Aufgabe A>
Welches Amt hatte Frau Kurschus laut dem Text über den Rücktritt der EKD-Ratsvorsitzenden inne?
Aufgabe B>
Setze den Text über den Rücktritt der EKD-Ratsvorsitzenden im Anschluss an seinen letzten Satz fort.

Textauszug>
• • • • • • •
20.11.23

Trotz

Ja, Trotz ist das Wort, das mir als erstes einfällt, wenn ich der gerade zurückgetretenen Ratsvorsitzenden der EKD zuhöre. Sie sei mit sich im Reinen, sie habe im Grunde keine Fehler gemacht, ominöse, anonyme Feind*innen schürten, so legt ihre Formulierung nahe, einen Konflikt zwischen Opfern und ihr als Amtsträgerin. Um es klar zu sagen (und ohne dass ich inhaltlich weiß, was Frau Kurschus konkret vorgeworfen wird, was ihre Rolle dabei war, dass Missbrauch in ihrer direkten Umgebung möglich war, und so weiter) – die Art ihrer Rücktrittserklärung und ihre, ja, trotzige Verletztheit lassen mich zu dem Schluss kommen, dass es gut ist, dass sie zurück getreten ist.
• • • • • • •
Auszüge aus Datensatz>
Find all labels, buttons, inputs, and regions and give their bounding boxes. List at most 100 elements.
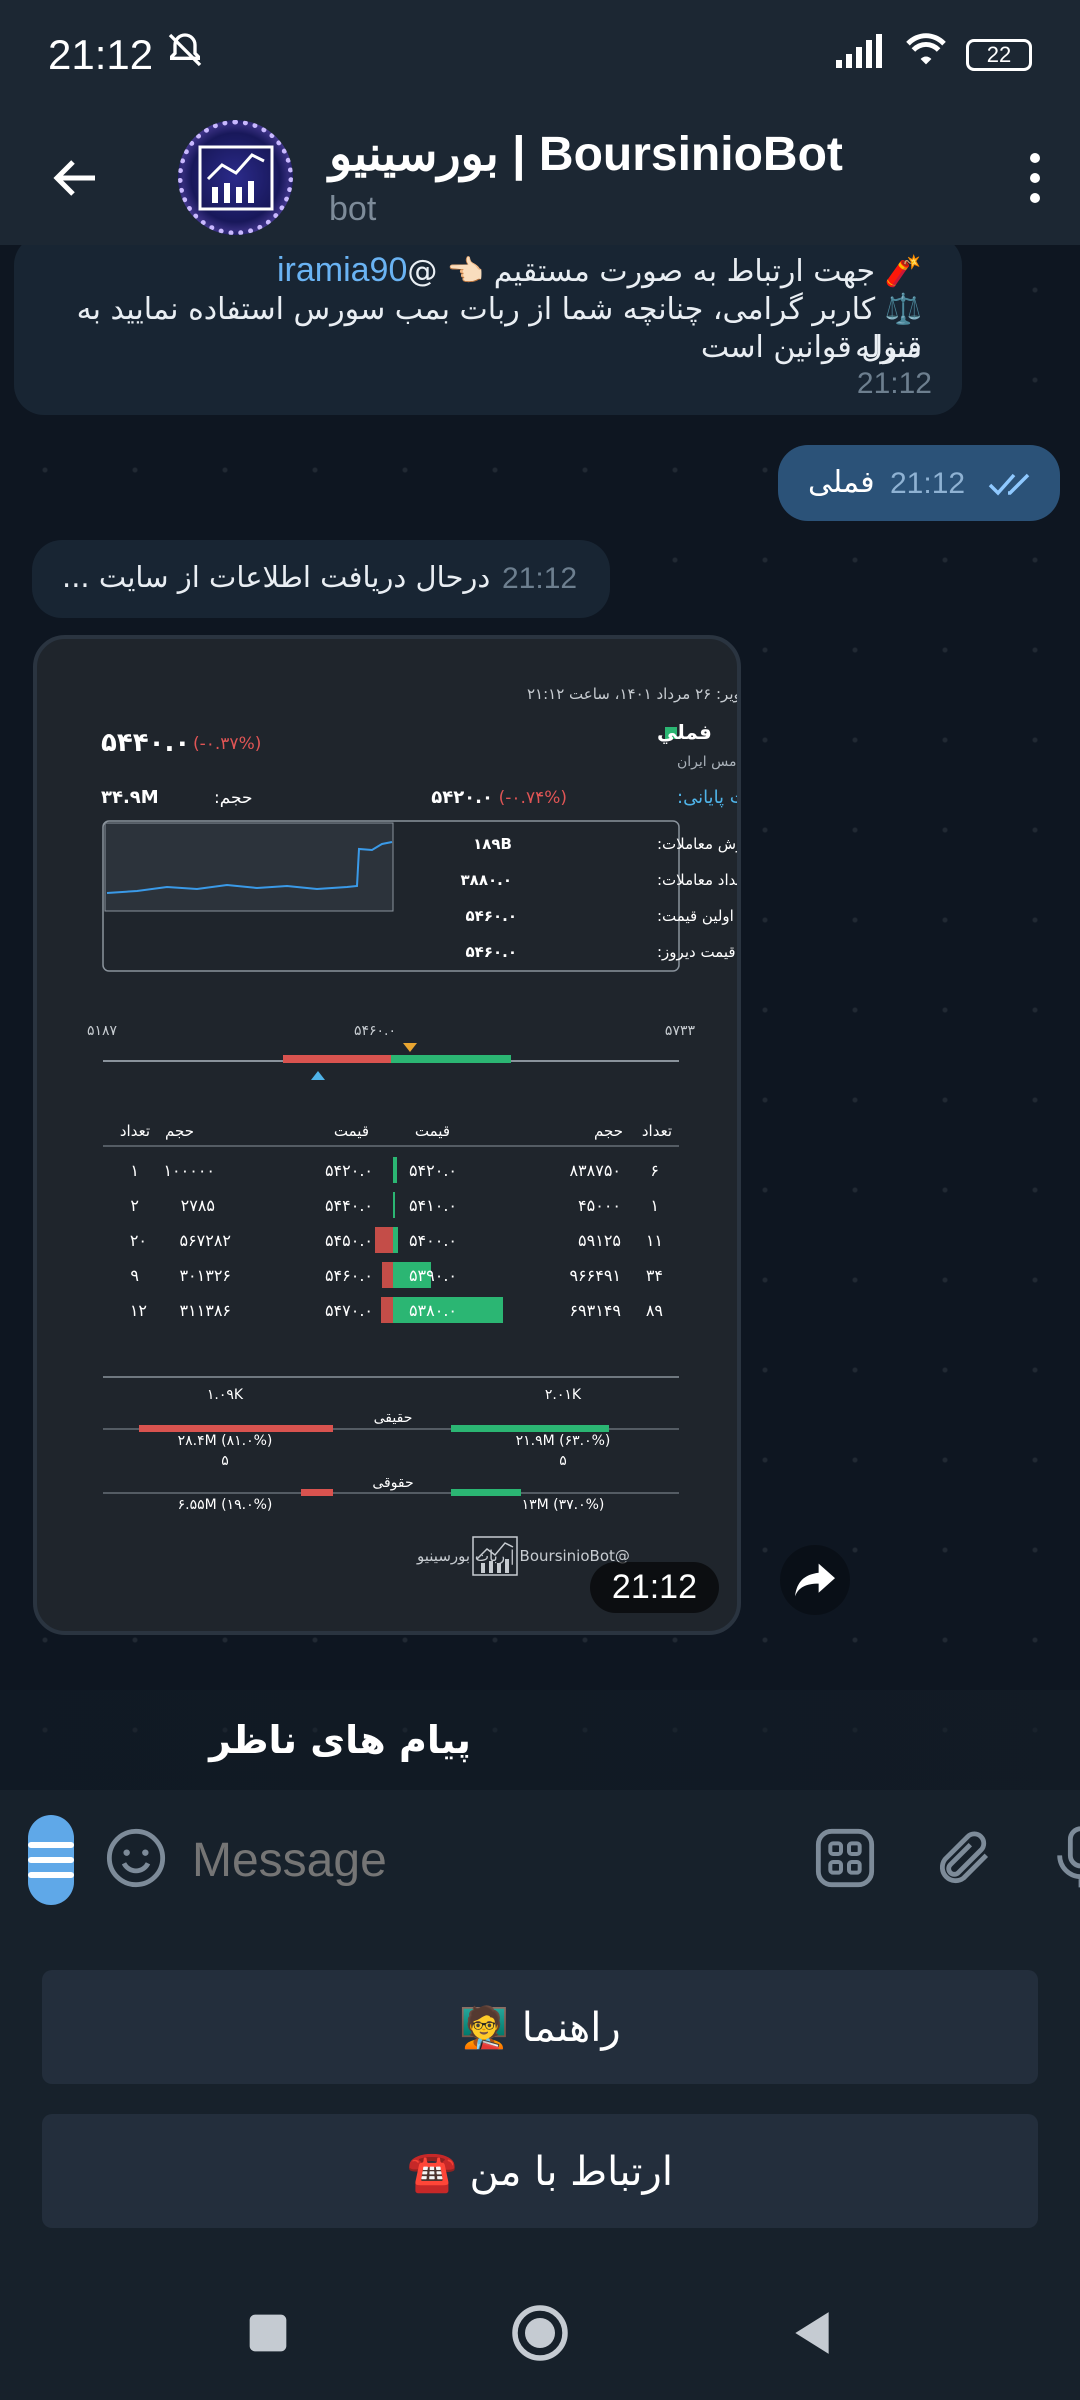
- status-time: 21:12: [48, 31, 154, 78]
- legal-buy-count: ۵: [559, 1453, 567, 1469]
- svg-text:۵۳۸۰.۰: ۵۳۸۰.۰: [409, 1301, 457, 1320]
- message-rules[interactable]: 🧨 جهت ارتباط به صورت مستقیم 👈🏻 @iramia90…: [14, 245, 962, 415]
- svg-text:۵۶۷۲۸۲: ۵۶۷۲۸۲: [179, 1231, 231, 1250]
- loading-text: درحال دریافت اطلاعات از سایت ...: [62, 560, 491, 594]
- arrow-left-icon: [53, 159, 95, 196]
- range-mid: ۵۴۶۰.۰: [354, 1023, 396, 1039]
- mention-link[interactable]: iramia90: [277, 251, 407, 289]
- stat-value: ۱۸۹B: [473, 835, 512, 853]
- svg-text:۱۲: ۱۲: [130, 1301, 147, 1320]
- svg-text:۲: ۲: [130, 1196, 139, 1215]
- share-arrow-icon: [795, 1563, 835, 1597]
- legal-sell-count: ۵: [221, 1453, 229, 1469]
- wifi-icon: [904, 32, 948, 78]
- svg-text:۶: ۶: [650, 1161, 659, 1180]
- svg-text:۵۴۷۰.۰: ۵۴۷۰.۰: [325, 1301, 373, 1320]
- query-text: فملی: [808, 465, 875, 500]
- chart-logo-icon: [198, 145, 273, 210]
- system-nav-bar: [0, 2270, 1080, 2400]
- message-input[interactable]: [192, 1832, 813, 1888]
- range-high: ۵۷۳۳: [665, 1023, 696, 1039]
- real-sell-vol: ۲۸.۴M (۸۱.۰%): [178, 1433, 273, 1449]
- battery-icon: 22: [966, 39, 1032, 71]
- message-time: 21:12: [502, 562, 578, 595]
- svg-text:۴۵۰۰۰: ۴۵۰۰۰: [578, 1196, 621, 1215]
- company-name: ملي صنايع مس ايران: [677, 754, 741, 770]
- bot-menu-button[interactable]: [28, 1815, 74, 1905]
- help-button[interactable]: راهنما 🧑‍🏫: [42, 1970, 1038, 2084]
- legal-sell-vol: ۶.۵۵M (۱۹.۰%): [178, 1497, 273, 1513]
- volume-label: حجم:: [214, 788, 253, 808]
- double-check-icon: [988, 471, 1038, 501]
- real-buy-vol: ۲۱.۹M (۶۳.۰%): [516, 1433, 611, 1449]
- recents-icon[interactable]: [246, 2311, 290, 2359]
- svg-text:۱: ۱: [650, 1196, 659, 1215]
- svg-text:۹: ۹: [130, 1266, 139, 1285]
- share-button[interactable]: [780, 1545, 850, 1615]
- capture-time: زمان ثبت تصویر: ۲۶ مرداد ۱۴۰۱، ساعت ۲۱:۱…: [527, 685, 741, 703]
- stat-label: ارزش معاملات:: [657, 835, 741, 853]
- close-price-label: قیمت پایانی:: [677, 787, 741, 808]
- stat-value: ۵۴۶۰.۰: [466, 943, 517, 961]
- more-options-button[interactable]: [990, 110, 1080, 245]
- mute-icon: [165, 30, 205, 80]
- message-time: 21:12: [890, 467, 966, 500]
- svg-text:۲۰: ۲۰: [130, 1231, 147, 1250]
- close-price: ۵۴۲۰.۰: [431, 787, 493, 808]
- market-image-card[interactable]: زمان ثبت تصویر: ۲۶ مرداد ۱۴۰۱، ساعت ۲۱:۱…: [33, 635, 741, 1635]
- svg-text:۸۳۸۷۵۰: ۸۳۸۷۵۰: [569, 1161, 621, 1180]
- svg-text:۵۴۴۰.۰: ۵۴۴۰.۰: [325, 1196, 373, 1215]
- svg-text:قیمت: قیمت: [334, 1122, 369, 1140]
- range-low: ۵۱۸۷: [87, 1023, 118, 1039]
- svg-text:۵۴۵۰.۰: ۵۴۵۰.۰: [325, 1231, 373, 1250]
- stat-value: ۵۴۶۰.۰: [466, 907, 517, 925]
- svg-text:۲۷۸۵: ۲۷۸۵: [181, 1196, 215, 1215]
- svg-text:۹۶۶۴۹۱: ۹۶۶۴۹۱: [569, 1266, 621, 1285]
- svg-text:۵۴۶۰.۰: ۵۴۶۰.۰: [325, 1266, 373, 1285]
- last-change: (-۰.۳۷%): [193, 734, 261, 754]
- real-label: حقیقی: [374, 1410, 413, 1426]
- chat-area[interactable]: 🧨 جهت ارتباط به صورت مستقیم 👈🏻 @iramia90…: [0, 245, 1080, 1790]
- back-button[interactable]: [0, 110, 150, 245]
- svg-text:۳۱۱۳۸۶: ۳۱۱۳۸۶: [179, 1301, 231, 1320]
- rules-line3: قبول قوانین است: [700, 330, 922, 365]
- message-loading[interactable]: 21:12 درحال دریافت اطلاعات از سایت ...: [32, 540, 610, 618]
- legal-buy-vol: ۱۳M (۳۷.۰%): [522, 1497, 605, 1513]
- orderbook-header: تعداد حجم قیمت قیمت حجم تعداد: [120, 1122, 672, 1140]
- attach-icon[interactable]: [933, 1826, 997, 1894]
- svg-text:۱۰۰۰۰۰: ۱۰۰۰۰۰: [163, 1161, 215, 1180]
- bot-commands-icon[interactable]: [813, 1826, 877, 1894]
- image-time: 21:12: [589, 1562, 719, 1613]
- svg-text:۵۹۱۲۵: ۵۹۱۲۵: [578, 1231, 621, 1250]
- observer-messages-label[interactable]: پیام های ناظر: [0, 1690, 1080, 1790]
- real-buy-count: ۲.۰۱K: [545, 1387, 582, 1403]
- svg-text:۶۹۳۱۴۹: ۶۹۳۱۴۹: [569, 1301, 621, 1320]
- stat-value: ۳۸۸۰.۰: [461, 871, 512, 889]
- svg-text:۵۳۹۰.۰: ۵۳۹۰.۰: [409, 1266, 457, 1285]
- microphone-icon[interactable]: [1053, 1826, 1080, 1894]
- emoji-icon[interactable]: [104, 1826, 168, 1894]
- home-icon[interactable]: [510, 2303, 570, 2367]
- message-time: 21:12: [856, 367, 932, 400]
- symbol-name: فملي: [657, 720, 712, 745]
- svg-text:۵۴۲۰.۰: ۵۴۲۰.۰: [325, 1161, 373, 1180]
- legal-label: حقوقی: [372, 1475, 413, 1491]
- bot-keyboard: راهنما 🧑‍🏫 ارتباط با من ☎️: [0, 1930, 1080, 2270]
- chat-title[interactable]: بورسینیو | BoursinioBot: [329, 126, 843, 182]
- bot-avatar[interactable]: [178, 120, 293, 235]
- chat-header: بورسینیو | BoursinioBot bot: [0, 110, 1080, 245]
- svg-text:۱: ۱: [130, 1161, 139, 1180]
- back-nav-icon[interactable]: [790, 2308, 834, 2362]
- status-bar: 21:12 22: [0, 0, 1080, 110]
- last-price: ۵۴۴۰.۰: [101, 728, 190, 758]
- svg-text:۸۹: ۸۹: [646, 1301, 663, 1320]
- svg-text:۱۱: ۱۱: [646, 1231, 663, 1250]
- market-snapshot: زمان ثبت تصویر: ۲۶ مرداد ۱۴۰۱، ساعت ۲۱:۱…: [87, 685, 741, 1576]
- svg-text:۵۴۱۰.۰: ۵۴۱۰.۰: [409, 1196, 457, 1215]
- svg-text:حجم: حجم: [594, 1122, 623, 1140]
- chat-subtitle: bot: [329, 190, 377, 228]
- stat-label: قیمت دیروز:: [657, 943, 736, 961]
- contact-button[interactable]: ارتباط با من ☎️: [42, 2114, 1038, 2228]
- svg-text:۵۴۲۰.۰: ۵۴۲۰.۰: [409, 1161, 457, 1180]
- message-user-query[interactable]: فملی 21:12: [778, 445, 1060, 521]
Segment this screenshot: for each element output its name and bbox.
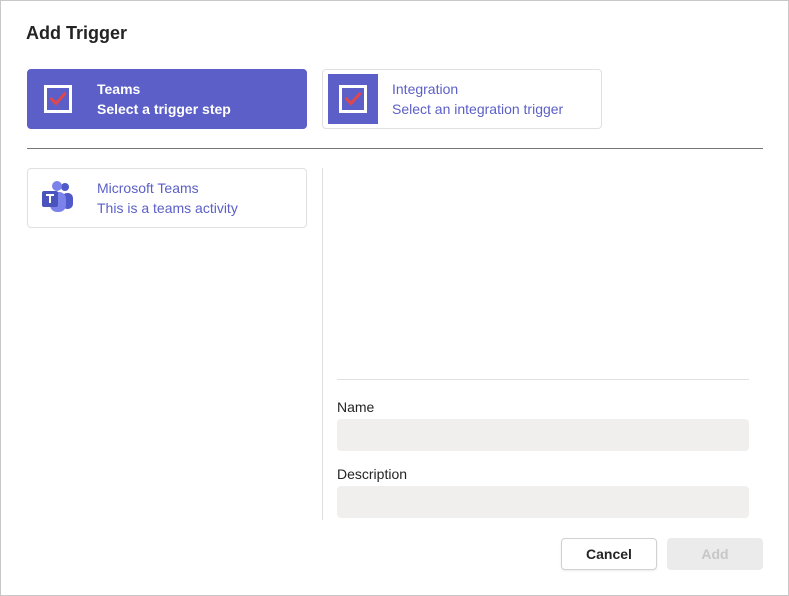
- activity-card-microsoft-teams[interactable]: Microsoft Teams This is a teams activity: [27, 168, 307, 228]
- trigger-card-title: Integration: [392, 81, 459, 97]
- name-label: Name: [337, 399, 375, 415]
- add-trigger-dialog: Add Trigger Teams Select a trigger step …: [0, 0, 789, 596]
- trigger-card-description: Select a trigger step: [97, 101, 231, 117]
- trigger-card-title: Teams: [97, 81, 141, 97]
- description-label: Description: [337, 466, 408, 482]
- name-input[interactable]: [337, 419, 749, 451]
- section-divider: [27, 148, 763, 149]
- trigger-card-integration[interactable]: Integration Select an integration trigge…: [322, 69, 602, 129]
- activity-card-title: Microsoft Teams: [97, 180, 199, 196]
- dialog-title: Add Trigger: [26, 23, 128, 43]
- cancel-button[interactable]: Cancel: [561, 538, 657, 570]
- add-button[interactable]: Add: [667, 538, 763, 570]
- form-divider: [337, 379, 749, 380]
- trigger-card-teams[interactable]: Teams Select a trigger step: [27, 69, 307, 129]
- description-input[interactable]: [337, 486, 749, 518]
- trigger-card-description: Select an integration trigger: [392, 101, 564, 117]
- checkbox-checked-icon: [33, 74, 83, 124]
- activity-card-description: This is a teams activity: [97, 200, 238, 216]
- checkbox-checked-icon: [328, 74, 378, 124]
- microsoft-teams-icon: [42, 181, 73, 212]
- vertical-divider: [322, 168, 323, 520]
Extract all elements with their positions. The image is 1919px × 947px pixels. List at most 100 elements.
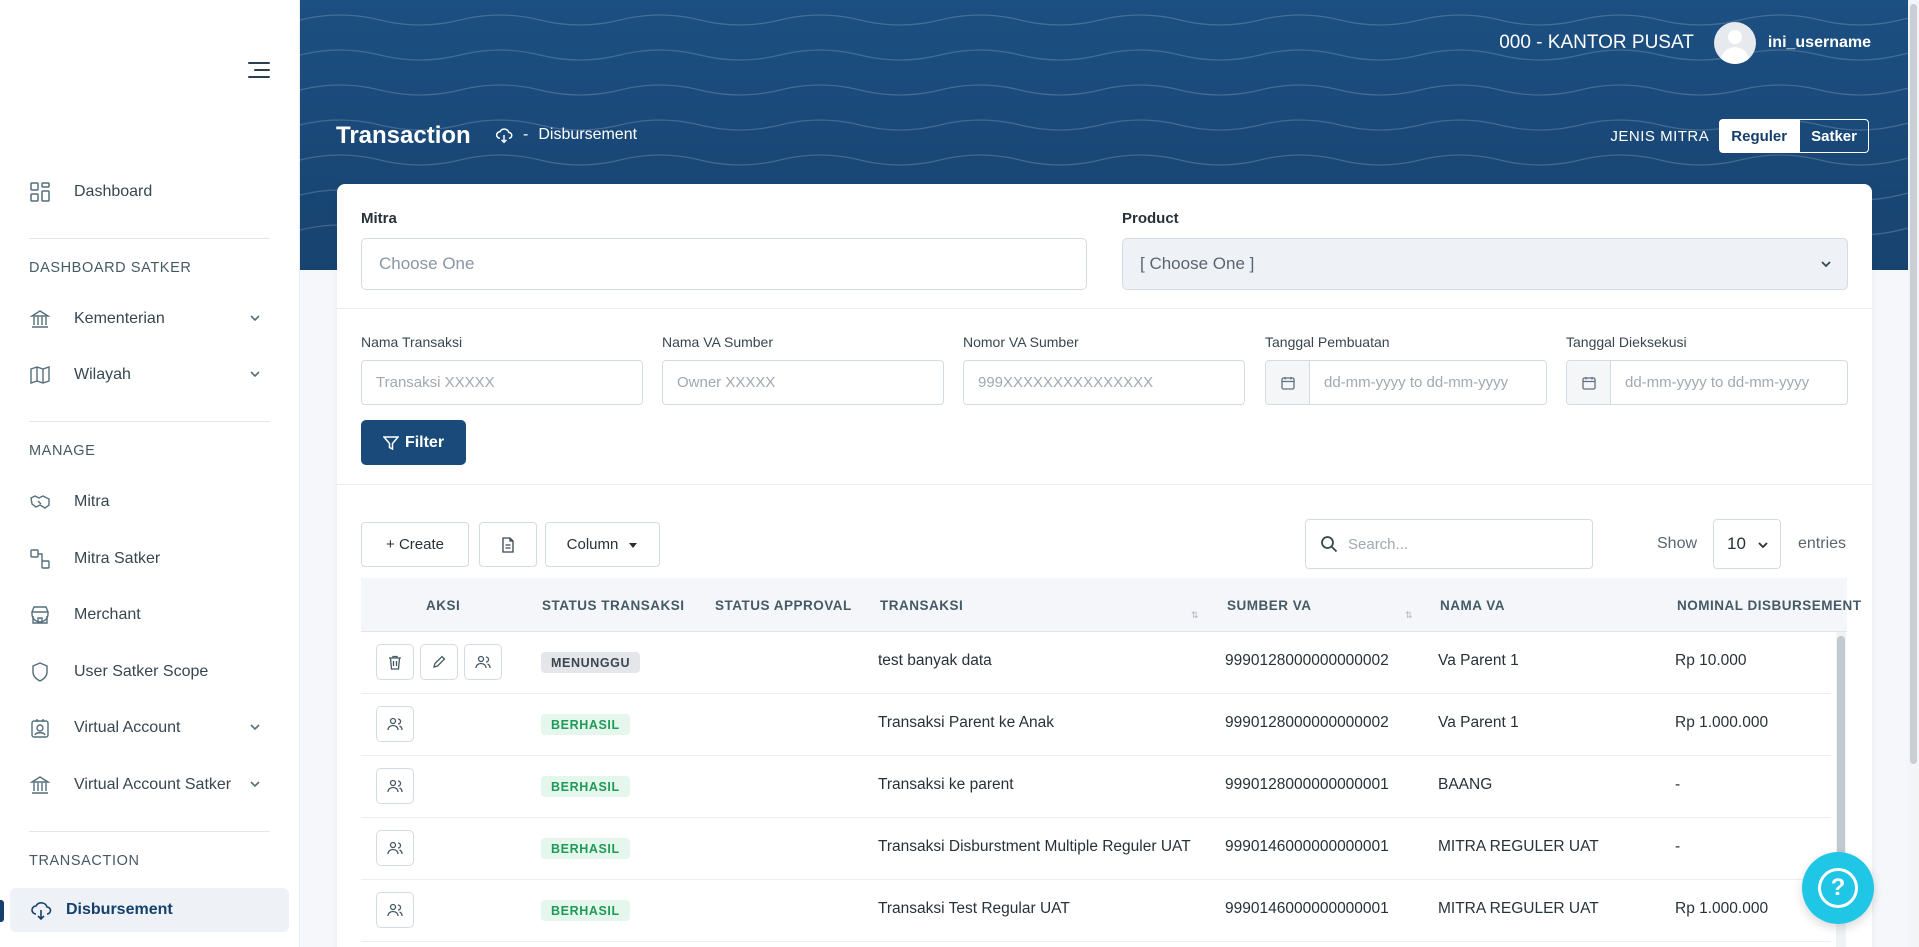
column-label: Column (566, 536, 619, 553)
• • • • • • •
Erwartete Antwort A>
Sie war Ratsvorsitzende der EKD.

Erwartete Antwort B>
Zumal mich ihre Erklärung und ihr Tonfall erschreckend an den Rücktritt meiner Bischöfin Jepsen damals, im Juli 2010, erinnern. Aber der Reihe nach.

Hier erstmal ihre Rücktrittserklärung, auch dokumentiert auf der Seite der EKD:

Selbst gucke ich ja auch als Kommunikator auf diesen Rücktritt – mit dem ich meiner Erfahrung mit der evangelischen Kirche sei Dank heute auch gerechnet habe, nachdem ich heute früh die Medienberichterstattung las (unter anderem war es auch der Aufmacher im Morgennewsletter des Spiegels) – und leide wie ein Hund, wieder einmal, unter der, wie ich finde, falschen und ungeschickten Kommunikation. Das hier ist kein Befreiungsschlag, kein Entlastungsschritt, es lässt mehr Fragen offen als es klärt, es zeigt nur die persönliche Verletzung der Präses, ihren Zorn darüber, wie ungerecht sie behandelt werde. Nur ein winziger Nebensatz deutet an, dass ihr mehrfach betontes reines Gewissen nicht ganz so rein ist: 

Ich wünschte, ich wäre vor 25 Jahren bereits so aufmerksam, geschult und sensibel für Verhaltensmuster gewesen, die mich heute alarmieren würden. (bei 2:22 im Video oben)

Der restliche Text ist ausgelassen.